YOUR GOAL: Find the lines that contain the word "deal" and copy each one.

RECORDS FOR THIS EXERCISE:

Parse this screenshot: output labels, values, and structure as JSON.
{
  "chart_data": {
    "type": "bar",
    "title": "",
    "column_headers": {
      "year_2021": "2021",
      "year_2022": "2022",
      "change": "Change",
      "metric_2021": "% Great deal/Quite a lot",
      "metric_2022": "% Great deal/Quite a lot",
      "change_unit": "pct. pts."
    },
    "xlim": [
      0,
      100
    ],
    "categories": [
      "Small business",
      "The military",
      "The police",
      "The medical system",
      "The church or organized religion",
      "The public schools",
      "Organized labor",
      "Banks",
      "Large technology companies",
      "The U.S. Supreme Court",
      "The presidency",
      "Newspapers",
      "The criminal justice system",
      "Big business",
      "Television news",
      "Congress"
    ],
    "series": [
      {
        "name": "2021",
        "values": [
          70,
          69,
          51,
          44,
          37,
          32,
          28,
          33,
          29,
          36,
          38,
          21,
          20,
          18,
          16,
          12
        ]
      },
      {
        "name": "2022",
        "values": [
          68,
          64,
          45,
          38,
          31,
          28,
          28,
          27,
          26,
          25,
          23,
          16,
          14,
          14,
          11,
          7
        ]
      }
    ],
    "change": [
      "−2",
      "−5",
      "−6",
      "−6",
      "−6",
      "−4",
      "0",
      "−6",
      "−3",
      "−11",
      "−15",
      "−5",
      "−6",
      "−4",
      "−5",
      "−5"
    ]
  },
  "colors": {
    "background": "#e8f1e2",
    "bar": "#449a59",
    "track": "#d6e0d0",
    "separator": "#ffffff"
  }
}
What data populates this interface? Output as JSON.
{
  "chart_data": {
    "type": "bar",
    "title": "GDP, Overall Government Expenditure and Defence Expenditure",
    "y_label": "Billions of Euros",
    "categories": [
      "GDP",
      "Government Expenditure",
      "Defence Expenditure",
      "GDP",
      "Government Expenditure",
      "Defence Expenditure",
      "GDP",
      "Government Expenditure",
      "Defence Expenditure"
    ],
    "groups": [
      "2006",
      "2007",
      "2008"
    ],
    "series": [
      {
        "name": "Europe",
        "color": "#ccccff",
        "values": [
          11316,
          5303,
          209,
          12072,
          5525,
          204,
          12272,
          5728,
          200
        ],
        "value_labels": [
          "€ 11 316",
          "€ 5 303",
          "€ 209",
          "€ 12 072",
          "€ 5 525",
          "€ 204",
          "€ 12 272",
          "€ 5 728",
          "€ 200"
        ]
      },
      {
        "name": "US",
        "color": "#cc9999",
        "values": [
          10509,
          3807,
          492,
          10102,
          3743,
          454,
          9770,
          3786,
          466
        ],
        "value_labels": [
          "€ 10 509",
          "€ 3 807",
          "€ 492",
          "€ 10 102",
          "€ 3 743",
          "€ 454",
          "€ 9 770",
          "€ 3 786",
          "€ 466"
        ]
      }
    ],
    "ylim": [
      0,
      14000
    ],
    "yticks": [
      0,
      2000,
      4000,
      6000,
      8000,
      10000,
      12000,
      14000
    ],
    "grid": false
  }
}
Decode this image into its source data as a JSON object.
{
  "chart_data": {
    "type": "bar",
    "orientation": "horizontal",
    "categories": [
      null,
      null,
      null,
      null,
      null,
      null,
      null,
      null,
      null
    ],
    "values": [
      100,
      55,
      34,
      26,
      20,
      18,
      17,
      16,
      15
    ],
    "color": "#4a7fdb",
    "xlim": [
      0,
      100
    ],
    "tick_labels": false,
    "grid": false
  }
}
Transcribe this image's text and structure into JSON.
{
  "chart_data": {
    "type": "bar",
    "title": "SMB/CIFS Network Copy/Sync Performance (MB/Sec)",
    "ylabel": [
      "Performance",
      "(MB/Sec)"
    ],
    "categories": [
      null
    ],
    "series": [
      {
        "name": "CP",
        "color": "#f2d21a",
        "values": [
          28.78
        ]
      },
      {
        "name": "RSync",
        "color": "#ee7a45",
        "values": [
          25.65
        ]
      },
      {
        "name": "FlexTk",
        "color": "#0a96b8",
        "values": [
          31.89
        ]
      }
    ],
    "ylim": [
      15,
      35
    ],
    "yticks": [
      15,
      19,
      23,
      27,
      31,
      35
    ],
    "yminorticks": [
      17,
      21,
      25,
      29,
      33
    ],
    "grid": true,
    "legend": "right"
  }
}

WORKED SOLUTION:
      "metric_2021": "% Great deal/Quite a lot",
      "metric_2022": "% Great deal/Quite a lot",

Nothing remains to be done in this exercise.